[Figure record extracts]
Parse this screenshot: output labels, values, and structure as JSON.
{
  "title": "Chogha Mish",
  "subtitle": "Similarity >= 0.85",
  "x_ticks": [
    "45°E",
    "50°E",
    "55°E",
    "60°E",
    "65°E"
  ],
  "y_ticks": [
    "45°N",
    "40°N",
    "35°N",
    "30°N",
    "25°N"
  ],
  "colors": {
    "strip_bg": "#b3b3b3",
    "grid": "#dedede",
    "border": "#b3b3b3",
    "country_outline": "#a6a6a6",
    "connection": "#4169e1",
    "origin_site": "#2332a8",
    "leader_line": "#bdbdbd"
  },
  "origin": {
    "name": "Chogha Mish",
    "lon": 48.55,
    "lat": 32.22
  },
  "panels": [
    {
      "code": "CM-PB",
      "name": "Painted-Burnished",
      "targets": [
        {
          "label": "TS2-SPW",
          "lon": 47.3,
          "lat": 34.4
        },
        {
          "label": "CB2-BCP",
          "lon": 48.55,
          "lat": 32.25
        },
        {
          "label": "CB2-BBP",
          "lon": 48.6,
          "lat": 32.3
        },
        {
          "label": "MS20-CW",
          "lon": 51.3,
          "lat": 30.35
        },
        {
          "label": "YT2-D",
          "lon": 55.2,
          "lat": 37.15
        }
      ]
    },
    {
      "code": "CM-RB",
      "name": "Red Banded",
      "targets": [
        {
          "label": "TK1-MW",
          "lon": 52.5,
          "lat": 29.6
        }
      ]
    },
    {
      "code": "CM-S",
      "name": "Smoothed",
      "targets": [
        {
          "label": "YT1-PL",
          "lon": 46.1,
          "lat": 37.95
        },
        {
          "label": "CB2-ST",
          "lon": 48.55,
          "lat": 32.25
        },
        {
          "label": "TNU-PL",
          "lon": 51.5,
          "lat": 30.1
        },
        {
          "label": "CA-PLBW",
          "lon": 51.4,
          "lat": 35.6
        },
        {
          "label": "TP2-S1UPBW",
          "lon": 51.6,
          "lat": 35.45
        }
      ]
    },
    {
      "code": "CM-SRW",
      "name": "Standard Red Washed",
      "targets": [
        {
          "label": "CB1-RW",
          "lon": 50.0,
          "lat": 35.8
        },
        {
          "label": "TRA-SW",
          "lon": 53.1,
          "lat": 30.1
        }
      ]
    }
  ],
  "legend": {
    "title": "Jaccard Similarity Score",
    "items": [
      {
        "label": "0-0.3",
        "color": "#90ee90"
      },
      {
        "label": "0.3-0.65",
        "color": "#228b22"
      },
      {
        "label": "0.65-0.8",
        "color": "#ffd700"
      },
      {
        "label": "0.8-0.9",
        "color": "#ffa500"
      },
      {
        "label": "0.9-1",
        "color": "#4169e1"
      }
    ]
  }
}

## PROBLEM TO SOLVE
All of the material above needs to be retyped word for word.

## RESULT
Parse this screenshot: output labels, values, and structure as JSON.
{
  "title": "Chogha Mish",
  "subtitle": "Similarity >= 0.85",
  "x_ticks": [
    "45°E",
    "50°E",
    "55°E",
    "60°E",
    "65°E"
  ],
  "y_ticks": [
    "45°N",
    "40°N",
    "35°N",
    "30°N",
    "25°N"
  ],
  "colors": {
    "strip_bg": "#b3b3b3",
    "grid": "#dedede",
    "border": "#b3b3b3",
    "country_outline": "#a6a6a6",
    "connection": "#4169e1",
    "origin_site": "#2332a8",
    "leader_line": "#bdbdbd"
  },
  "origin": {
    "name": "Chogha Mish",
    "lon": 48.55,
    "lat": 32.22
  },
  "panels": [
    {
      "code": "CM-PB",
      "name": "Painted-Burnished",
      "targets": [
        {
          "label": "TS2-SPW",
          "lon": 47.3,
          "lat": 34.4
        },
        {
          "label": "CB2-BCP",
          "lon": 48.55,
          "lat": 32.25
        },
        {
          "label": "CB2-BBP",
          "lon": 48.6,
          "lat": 32.3
        },
        {
          "label": "MS20-CW",
          "lon": 51.3,
          "lat": 30.35
        },
        {
          "label": "YT2-D",
          "lon": 55.2,
          "lat": 37.15
        }
      ]
    },
    {
      "code": "CM-RB",
      "name": "Red Banded",
      "targets": [
        {
          "label": "TK1-MW",
          "lon": 52.5,
          "lat": 29.6
        }
      ]
    },
    {
      "code": "CM-S",
      "name": "Smoothed",
      "targets": [
        {
          "label": "YT1-PL",
          "lon": 46.1,
          "lat": 37.95
        },
        {
          "label": "CB2-ST",
          "lon": 48.55,
          "lat": 32.25
        },
        {
          "label": "TNU-PL",
          "lon": 51.5,
          "lat": 30.1
        },
        {
          "label": "CA-PLBW",
          "lon": 51.4,
          "lat": 35.6
        },
        {
          "label": "TP2-S1UPBW",
          "lon": 51.6,
          "lat": 35.45
        }
      ]
    },
    {
      "code": "CM-SRW",
      "name": "Standard Red Washed",
      "targets": [
        {
          "label": "CB1-RW",
          "lon": 50.0,
          "lat": 35.8
        },
        {
          "label": "TRA-SW",
          "lon": 53.1,
          "lat": 30.1
        }
      ]
    }
  ],
  "legend": {
    "title": "Jaccard Similarity Score",
    "items": [
      {
        "label": "0-0.3",
        "color": "#90ee90"
      },
      {
        "label": "0.3-0.65",
        "color": "#228b22"
      },
      {
        "label": "0.65-0.8",
        "color": "#ffd700"
      },
      {
        "label": "0.8-0.9",
        "color": "#ffa500"
      },
      {
        "label": "0.9-1",
        "color": "#4169e1"
      }
    ]
  }
}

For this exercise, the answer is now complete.